───── Provided data ─────

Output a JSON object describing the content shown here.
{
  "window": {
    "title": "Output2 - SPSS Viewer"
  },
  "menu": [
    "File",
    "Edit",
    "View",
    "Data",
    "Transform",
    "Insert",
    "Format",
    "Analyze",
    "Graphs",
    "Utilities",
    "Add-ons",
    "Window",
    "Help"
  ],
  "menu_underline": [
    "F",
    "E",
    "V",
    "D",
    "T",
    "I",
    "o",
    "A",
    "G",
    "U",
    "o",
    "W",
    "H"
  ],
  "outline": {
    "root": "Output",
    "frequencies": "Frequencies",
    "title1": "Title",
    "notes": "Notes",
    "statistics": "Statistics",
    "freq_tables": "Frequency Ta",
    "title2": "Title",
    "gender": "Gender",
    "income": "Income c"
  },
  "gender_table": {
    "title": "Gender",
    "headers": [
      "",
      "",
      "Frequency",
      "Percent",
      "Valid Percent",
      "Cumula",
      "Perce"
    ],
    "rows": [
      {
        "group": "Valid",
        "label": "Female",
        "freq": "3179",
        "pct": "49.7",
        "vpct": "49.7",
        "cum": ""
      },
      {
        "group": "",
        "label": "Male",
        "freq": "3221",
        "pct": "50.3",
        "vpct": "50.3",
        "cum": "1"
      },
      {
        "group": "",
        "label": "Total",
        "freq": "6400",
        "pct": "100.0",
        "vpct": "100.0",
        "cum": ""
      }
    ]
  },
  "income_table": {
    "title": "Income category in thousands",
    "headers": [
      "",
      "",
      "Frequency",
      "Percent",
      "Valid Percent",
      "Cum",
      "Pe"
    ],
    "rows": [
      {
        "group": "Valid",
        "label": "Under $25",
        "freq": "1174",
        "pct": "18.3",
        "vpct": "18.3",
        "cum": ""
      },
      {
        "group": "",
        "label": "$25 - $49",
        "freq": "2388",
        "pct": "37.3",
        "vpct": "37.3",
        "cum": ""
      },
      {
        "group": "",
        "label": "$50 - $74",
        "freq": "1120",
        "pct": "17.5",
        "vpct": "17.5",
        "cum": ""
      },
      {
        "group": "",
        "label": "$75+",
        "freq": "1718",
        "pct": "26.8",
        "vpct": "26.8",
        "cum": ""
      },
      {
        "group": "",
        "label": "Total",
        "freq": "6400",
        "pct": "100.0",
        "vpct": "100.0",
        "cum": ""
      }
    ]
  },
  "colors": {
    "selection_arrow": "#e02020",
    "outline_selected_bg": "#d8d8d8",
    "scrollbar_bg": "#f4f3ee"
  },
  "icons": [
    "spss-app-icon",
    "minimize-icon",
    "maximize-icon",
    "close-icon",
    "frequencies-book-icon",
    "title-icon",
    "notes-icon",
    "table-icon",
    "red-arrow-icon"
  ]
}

─────
───── Provided data ─────

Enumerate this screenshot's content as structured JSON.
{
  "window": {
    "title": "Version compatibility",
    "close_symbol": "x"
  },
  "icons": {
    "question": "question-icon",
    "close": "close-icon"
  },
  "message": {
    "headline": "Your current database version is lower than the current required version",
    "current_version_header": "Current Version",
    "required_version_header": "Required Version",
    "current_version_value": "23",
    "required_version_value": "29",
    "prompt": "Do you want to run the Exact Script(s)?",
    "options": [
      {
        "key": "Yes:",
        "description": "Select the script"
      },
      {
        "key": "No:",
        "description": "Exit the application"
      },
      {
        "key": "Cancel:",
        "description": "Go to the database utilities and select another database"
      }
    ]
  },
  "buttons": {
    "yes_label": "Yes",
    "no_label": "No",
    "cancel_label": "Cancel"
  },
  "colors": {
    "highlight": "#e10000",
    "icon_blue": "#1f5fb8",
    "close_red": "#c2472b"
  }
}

─────
───── Provided data ─────

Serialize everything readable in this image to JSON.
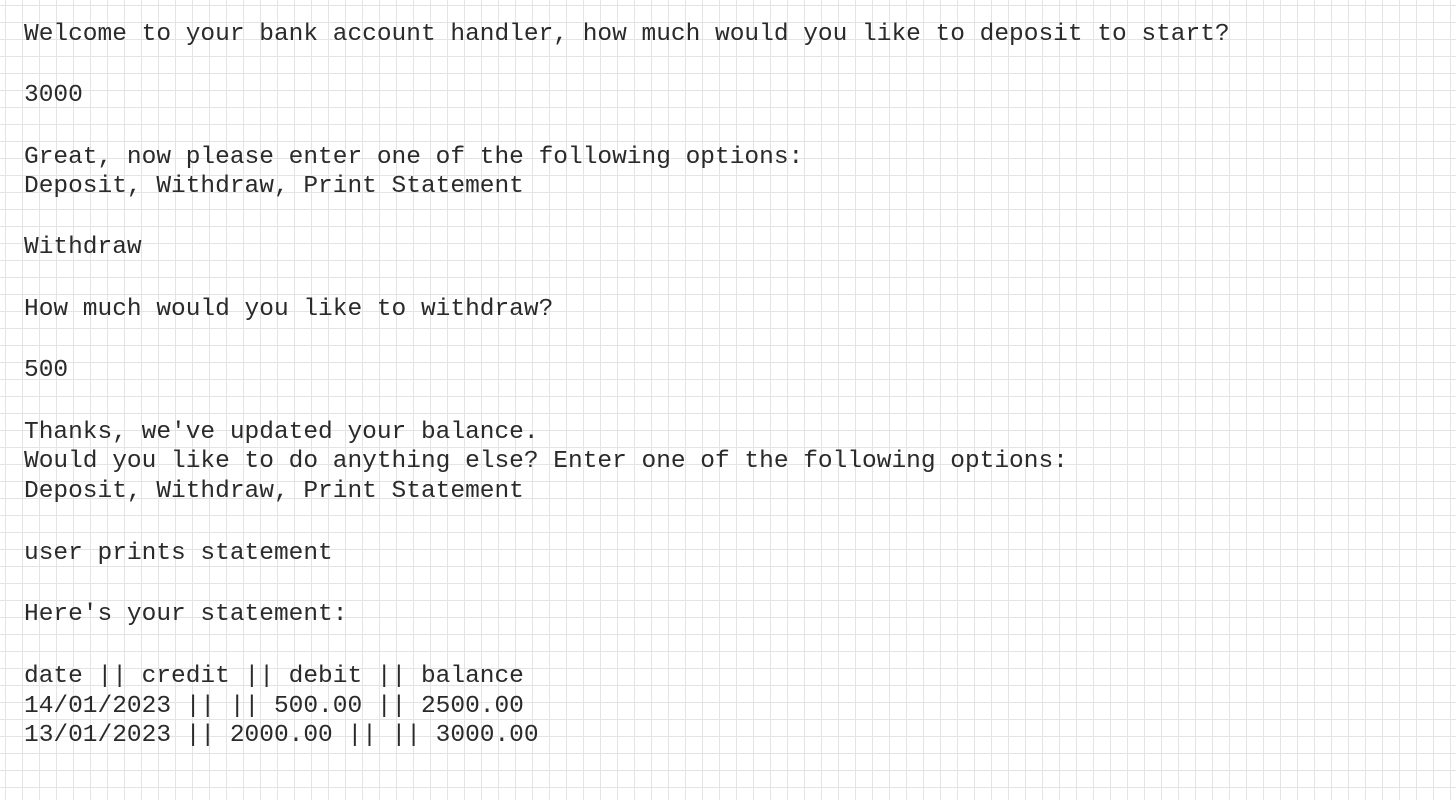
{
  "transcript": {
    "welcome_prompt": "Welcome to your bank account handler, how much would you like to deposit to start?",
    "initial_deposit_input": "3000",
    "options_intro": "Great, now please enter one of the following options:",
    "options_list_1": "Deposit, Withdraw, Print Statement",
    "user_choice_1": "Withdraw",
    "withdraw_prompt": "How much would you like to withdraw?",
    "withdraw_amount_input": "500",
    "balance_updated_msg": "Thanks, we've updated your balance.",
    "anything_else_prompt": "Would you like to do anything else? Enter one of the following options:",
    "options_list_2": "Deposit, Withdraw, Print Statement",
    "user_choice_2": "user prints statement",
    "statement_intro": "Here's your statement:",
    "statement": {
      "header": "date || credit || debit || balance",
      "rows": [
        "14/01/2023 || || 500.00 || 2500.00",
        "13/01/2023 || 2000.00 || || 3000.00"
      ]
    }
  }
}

─────

§ **Work to be completed**
Copy every line of the records above that holds the word "much".

§ **Reply**
    "welcome_prompt": "Welcome to your bank account handler, how much would you like to deposit to start?",
    "withdraw_prompt": "How much would you like to withdraw?",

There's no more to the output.